_EXERCISE REQUIREMENTS_
Reproduce all of the data exactly, with no line skipped.
>>>
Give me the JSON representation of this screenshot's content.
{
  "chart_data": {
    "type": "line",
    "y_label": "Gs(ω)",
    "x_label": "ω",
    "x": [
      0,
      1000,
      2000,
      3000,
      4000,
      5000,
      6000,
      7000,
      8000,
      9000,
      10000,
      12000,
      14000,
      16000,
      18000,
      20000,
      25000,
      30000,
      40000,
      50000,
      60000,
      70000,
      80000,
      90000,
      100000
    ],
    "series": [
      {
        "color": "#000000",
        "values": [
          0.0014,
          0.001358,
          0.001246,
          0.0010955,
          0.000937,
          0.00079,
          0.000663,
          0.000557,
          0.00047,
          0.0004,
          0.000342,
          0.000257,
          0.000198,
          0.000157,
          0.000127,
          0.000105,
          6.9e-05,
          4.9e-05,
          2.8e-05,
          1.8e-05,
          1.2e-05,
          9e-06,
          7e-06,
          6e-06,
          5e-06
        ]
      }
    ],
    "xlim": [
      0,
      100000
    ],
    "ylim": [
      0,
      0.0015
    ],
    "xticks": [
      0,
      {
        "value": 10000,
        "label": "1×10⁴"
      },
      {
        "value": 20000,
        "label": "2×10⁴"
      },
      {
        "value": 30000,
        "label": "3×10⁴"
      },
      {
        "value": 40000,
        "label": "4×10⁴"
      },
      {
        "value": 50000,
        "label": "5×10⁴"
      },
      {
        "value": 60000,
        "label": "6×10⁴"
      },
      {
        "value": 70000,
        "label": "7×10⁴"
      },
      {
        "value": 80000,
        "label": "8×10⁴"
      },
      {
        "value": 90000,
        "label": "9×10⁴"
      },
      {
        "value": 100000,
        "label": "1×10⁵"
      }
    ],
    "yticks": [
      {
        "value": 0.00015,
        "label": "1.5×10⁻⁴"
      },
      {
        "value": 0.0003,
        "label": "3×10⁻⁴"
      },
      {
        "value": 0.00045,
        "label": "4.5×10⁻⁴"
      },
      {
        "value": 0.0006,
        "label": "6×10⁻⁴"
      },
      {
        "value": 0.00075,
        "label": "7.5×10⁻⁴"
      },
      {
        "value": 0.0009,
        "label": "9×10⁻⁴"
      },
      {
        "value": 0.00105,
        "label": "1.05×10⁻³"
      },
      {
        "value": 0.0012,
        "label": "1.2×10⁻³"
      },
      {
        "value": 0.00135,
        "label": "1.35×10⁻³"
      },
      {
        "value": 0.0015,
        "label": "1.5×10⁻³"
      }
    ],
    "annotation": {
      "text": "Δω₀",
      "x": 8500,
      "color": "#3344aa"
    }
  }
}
<<<
_ANSWER TO THIS PROBLEM_
Give me the JSON representation of this screenshot's content.
{
  "chart_data": {
    "type": "line",
    "y_label": "Gs(ω)",
    "x_label": "ω",
    "x": [
      0,
      1000,
      2000,
      3000,
      4000,
      5000,
      6000,
      7000,
      8000,
      9000,
      10000,
      12000,
      14000,
      16000,
      18000,
      20000,
      25000,
      30000,
      40000,
      50000,
      60000,
      70000,
      80000,
      90000,
      100000
    ],
    "series": [
      {
        "color": "#000000",
        "values": [
          0.0014,
          0.001358,
          0.001246,
          0.0010955,
          0.000937,
          0.00079,
          0.000663,
          0.000557,
          0.00047,
          0.0004,
          0.000342,
          0.000257,
          0.000198,
          0.000157,
          0.000127,
          0.000105,
          6.9e-05,
          4.9e-05,
          2.8e-05,
          1.8e-05,
          1.2e-05,
          9e-06,
          7e-06,
          6e-06,
          5e-06
        ]
      }
    ],
    "xlim": [
      0,
      100000
    ],
    "ylim": [
      0,
      0.0015
    ],
    "xticks": [
      0,
      {
        "value": 10000,
        "label": "1×10⁴"
      },
      {
        "value": 20000,
        "label": "2×10⁴"
      },
      {
        "value": 30000,
        "label": "3×10⁴"
      },
      {
        "value": 40000,
        "label": "4×10⁴"
      },
      {
        "value": 50000,
        "label": "5×10⁴"
      },
      {
        "value": 60000,
        "label": "6×10⁴"
      },
      {
        "value": 70000,
        "label": "7×10⁴"
      },
      {
        "value": 80000,
        "label": "8×10⁴"
      },
      {
        "value": 90000,
        "label": "9×10⁴"
      },
      {
        "value": 100000,
        "label": "1×10⁵"
      }
    ],
    "yticks": [
      {
        "value": 0.00015,
        "label": "1.5×10⁻⁴"
      },
      {
        "value": 0.0003,
        "label": "3×10⁻⁴"
      },
      {
        "value": 0.00045,
        "label": "4.5×10⁻⁴"
      },
      {
        "value": 0.0006,
        "label": "6×10⁻⁴"
      },
      {
        "value": 0.00075,
        "label": "7.5×10⁻⁴"
      },
      {
        "value": 0.0009,
        "label": "9×10⁻⁴"
      },
      {
        "value": 0.00105,
        "label": "1.05×10⁻³"
      },
      {
        "value": 0.0012,
        "label": "1.2×10⁻³"
      },
      {
        "value": 0.00135,
        "label": "1.35×10⁻³"
      },
      {
        "value": 0.0015,
        "label": "1.5×10⁻³"
      }
    ],
    "annotation": {
      "text": "Δω₀",
      "x": 8500,
      "color": "#3344aa"
    }
  }
}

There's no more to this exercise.